● **TASK INSTRUCTIONS**
Copy out all lines of the records in which the word "about" appears.

Stored entries:
::::::::
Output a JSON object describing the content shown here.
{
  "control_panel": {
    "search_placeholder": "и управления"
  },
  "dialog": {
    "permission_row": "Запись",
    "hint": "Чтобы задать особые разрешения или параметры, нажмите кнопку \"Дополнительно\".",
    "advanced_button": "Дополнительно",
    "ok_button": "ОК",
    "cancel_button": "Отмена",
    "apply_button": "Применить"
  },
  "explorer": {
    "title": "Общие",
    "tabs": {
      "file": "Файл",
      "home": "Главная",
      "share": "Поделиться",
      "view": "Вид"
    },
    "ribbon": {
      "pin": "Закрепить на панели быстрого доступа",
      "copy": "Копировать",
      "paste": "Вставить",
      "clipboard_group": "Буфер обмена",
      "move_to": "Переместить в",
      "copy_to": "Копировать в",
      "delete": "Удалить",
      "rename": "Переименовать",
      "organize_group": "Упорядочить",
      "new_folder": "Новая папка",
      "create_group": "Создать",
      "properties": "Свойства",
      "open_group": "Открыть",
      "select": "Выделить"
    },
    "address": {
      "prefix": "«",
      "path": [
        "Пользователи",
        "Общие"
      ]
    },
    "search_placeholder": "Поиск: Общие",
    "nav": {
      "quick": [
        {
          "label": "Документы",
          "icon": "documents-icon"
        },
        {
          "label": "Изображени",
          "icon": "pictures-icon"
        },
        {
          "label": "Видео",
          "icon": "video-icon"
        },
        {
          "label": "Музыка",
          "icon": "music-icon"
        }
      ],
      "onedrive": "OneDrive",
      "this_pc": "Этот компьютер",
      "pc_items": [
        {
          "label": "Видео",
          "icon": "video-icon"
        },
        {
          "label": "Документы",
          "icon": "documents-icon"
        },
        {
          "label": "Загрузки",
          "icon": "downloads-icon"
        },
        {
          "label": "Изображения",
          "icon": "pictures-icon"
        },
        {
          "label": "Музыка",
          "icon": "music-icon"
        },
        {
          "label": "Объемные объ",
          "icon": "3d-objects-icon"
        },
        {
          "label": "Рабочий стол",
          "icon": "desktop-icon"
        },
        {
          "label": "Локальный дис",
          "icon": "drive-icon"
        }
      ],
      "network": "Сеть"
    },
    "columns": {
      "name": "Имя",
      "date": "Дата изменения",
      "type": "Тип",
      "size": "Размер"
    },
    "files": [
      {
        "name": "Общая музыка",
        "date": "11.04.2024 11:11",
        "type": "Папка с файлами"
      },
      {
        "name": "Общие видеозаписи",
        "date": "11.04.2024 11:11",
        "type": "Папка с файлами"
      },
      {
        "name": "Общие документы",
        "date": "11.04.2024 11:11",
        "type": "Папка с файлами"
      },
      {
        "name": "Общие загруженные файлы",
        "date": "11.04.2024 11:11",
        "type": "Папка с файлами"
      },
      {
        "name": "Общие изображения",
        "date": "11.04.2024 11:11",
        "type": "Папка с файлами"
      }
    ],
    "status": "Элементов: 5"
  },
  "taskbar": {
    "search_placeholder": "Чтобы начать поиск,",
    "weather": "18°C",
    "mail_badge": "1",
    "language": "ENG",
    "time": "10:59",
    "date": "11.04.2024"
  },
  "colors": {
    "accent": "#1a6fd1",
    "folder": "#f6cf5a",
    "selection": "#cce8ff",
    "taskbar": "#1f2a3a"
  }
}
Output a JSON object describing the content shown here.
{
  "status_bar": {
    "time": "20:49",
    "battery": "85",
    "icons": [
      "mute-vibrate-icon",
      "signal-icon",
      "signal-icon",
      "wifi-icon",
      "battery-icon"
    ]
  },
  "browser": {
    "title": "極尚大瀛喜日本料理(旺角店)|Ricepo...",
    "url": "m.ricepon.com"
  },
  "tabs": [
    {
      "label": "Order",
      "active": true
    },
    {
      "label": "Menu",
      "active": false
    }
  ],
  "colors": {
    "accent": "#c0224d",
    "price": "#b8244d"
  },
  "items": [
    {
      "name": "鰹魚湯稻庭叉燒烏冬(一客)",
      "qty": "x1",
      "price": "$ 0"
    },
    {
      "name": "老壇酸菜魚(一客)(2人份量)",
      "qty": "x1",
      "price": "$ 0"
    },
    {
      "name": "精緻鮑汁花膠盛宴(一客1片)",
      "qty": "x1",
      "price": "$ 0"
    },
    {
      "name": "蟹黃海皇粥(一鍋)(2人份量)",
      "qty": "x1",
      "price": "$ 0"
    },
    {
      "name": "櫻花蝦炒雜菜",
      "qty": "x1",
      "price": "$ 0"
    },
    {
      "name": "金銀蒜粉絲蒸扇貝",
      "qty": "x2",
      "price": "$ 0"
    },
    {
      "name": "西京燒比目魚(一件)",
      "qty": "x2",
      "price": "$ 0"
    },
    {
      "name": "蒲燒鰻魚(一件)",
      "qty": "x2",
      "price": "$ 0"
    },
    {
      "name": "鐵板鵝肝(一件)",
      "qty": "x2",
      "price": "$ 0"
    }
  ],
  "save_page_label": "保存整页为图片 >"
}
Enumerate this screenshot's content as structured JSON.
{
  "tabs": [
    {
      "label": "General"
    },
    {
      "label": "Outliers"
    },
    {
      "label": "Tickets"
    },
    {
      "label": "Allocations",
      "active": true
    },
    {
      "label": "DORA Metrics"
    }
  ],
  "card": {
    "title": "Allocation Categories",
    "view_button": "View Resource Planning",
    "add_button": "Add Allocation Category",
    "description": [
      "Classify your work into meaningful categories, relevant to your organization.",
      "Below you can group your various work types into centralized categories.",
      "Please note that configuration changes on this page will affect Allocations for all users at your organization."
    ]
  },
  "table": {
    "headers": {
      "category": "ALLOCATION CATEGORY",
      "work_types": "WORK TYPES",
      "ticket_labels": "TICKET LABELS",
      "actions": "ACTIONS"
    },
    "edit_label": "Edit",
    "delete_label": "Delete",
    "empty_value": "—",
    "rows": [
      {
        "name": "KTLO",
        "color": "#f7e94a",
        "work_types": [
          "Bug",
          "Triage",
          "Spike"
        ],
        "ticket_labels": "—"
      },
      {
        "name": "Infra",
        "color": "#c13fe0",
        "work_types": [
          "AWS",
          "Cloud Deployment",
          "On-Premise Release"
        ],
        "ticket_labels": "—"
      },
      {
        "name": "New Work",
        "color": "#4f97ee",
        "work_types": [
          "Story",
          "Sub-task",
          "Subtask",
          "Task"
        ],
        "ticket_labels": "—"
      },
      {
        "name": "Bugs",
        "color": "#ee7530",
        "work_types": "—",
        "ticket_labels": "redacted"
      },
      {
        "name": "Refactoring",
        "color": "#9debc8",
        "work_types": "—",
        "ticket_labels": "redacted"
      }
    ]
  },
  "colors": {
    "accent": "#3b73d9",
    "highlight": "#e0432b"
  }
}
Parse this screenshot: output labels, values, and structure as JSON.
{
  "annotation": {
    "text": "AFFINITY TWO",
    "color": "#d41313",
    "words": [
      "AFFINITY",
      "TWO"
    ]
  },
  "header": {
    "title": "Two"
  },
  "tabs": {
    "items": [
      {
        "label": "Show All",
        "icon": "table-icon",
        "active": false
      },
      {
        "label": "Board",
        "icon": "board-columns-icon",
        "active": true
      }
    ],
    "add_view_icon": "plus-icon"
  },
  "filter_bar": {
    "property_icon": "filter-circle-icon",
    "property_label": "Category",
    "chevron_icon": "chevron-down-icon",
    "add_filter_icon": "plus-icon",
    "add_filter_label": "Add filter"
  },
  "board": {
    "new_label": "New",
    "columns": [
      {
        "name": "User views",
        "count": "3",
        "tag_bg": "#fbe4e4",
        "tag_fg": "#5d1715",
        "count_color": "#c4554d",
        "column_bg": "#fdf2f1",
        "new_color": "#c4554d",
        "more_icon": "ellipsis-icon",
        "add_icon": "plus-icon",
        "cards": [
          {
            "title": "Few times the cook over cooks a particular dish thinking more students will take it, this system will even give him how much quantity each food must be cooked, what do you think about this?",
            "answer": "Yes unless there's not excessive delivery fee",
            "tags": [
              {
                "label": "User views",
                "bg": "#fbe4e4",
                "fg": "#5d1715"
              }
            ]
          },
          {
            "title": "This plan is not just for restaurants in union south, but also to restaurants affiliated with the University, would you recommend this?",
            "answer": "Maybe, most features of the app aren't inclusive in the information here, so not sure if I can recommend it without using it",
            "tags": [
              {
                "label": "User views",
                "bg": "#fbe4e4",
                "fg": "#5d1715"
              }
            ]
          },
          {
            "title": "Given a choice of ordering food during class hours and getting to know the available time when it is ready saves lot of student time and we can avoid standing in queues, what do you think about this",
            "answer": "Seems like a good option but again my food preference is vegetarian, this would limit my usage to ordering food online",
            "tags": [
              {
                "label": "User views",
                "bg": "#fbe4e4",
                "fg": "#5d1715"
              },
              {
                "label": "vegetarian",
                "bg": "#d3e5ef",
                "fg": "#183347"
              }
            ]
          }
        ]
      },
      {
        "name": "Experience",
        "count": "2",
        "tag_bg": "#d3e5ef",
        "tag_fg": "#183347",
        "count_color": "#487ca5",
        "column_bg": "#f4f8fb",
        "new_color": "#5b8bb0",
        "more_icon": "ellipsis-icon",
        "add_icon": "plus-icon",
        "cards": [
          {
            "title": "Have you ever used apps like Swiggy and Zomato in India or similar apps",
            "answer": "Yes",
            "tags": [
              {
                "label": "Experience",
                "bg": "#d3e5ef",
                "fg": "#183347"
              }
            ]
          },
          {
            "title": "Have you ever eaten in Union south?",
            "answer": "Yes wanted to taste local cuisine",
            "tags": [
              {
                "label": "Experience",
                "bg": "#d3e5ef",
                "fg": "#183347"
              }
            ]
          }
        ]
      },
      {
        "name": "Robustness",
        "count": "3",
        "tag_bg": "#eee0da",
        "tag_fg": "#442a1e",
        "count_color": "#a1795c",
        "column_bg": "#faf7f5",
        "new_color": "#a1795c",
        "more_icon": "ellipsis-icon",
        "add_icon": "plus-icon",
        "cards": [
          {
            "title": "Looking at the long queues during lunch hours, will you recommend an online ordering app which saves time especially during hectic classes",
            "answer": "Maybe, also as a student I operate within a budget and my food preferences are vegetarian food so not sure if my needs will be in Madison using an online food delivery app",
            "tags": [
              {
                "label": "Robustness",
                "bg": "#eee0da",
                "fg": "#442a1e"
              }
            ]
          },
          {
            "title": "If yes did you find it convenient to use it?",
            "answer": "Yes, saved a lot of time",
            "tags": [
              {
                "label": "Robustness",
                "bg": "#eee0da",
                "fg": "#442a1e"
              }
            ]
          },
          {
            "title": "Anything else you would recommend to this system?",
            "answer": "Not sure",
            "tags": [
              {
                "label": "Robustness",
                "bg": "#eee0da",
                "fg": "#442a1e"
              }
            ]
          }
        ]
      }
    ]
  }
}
::::::::
● **EXERCISE OUTPUT**
            "title": "Few times the cook over cooks a particular dish thinking more students will take it, this system will even give him how much quantity each food must be cooked, what do you think about this?",
            "title": "Given a choice of ordering food during class hours and getting to know the available time when it is ready saves lot of student time and we can avoid standing in queues, what do you think about this",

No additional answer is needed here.